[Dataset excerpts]
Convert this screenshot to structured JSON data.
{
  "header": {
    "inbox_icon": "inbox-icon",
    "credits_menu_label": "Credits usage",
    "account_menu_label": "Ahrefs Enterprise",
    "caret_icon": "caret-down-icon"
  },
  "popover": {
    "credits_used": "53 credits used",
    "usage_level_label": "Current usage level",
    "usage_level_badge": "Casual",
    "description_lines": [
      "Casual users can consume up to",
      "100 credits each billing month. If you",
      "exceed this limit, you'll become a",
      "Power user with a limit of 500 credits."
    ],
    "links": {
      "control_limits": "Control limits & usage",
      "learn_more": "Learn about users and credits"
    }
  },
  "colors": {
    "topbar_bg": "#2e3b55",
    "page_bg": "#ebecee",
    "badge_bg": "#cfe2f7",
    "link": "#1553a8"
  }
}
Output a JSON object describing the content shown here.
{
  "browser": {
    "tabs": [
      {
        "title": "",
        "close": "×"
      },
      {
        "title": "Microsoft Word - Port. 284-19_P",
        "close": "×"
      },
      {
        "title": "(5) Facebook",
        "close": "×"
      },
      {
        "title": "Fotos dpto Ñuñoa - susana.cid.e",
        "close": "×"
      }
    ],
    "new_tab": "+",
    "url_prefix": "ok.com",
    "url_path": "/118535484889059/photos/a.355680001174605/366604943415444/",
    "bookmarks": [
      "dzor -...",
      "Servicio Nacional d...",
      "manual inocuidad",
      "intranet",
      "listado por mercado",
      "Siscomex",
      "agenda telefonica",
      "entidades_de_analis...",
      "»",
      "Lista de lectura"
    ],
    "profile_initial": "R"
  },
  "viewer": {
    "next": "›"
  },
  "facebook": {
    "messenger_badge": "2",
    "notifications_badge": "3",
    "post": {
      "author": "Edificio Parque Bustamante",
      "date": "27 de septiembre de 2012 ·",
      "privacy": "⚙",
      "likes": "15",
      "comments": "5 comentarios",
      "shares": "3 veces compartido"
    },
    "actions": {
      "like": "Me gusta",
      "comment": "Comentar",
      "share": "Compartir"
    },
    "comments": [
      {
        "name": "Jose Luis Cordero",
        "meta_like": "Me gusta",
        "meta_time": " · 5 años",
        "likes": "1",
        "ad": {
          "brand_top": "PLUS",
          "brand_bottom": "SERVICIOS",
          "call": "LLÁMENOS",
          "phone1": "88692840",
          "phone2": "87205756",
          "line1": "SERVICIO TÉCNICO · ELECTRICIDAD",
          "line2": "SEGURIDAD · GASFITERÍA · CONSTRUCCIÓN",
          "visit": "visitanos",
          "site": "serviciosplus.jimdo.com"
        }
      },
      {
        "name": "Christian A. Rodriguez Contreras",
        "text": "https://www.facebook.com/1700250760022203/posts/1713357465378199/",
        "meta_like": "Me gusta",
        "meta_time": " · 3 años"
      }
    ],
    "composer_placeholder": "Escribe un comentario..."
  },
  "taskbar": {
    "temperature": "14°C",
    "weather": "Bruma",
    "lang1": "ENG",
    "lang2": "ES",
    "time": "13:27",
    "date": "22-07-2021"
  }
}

STATED PROBLEM:
Extract every line above that contains the word "JSON".

WRITTEN SOLUTION:
Convert this screenshot to structured JSON data.
Output a JSON object describing the content shown here.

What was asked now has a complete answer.